Given entries:
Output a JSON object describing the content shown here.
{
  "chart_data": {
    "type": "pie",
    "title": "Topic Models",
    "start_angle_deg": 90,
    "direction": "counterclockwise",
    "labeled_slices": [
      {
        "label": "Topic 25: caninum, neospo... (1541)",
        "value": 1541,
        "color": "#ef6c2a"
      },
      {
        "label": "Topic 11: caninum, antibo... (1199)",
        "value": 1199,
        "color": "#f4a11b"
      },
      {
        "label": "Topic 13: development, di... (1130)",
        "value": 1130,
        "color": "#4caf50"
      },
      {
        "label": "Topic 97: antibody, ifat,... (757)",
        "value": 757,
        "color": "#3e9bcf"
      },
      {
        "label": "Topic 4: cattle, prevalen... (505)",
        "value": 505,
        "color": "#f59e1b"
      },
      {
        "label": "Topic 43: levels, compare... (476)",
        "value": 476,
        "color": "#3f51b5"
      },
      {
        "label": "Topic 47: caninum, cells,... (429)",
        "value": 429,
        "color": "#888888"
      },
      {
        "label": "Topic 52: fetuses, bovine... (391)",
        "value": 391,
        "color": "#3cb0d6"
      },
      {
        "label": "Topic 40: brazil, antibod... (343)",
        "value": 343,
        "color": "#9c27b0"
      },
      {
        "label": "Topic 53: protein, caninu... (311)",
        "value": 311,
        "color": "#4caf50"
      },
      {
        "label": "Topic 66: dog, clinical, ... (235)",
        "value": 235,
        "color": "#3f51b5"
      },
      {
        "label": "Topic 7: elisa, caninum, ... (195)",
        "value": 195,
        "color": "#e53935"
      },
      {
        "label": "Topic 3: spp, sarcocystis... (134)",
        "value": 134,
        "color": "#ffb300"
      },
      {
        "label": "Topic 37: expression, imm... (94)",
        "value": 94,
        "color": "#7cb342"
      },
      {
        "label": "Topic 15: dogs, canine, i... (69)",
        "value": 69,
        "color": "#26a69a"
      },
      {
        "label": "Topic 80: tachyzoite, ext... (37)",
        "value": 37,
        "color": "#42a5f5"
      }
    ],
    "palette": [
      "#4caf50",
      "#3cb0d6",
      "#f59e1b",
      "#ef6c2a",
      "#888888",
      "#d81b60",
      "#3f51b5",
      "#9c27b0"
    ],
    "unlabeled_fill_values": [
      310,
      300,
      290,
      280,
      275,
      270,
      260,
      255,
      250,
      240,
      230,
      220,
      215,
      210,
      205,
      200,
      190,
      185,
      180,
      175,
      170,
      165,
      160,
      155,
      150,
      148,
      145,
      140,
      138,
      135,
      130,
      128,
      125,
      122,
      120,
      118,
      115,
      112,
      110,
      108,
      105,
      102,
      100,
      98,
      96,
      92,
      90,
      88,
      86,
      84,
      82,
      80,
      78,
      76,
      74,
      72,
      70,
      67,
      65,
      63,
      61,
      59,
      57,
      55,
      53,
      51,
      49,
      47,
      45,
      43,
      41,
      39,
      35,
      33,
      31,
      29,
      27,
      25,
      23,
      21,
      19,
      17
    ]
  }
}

Exercise directions: Everything in the data above should be set down again precisely.

Your solution:
Output a JSON object describing the content shown here.
{
  "chart_data": {
    "type": "pie",
    "title": "Topic Models",
    "start_angle_deg": 90,
    "direction": "counterclockwise",
    "labeled_slices": [
      {
        "label": "Topic 25: caninum, neospo... (1541)",
        "value": 1541,
        "color": "#ef6c2a"
      },
      {
        "label": "Topic 11: caninum, antibo... (1199)",
        "value": 1199,
        "color": "#f4a11b"
      },
      {
        "label": "Topic 13: development, di... (1130)",
        "value": 1130,
        "color": "#4caf50"
      },
      {
        "label": "Topic 97: antibody, ifat,... (757)",
        "value": 757,
        "color": "#3e9bcf"
      },
      {
        "label": "Topic 4: cattle, prevalen... (505)",
        "value": 505,
        "color": "#f59e1b"
      },
      {
        "label": "Topic 43: levels, compare... (476)",
        "value": 476,
        "color": "#3f51b5"
      },
      {
        "label": "Topic 47: caninum, cells,... (429)",
        "value": 429,
        "color": "#888888"
      },
      {
        "label": "Topic 52: fetuses, bovine... (391)",
        "value": 391,
        "color": "#3cb0d6"
      },
      {
        "label": "Topic 40: brazil, antibod... (343)",
        "value": 343,
        "color": "#9c27b0"
      },
      {
        "label": "Topic 53: protein, caninu... (311)",
        "value": 311,
        "color": "#4caf50"
      },
      {
        "label": "Topic 66: dog, clinical, ... (235)",
        "value": 235,
        "color": "#3f51b5"
      },
      {
        "label": "Topic 7: elisa, caninum, ... (195)",
        "value": 195,
        "color": "#e53935"
      },
      {
        "label": "Topic 3: spp, sarcocystis... (134)",
        "value": 134,
        "color": "#ffb300"
      },
      {
        "label": "Topic 37: expression, imm... (94)",
        "value": 94,
        "color": "#7cb342"
      },
      {
        "label": "Topic 15: dogs, canine, i... (69)",
        "value": 69,
        "color": "#26a69a"
      },
      {
        "label": "Topic 80: tachyzoite, ext... (37)",
        "value": 37,
        "color": "#42a5f5"
      }
    ],
    "palette": [
      "#4caf50",
      "#3cb0d6",
      "#f59e1b",
      "#ef6c2a",
      "#888888",
      "#d81b60",
      "#3f51b5",
      "#9c27b0"
    ],
    "unlabeled_fill_values": [
      310,
      300,
      290,
      280,
      275,
      270,
      260,
      255,
      250,
      240,
      230,
      220,
      215,
      210,
      205,
      200,
      190,
      185,
      180,
      175,
      170,
      165,
      160,
      155,
      150,
      148,
      145,
      140,
      138,
      135,
      130,
      128,
      125,
      122,
      120,
      118,
      115,
      112,
      110,
      108,
      105,
      102,
      100,
      98,
      96,
      92,
      90,
      88,
      86,
      84,
      82,
      80,
      78,
      76,
      74,
      72,
      70,
      67,
      65,
      63,
      61,
      59,
      57,
      55,
      53,
      51,
      49,
      47,
      45,
      43,
      41,
      39,
      35,
      33,
      31,
      29,
      27,
      25,
      23,
      21,
      19,
      17
    ]
  }
}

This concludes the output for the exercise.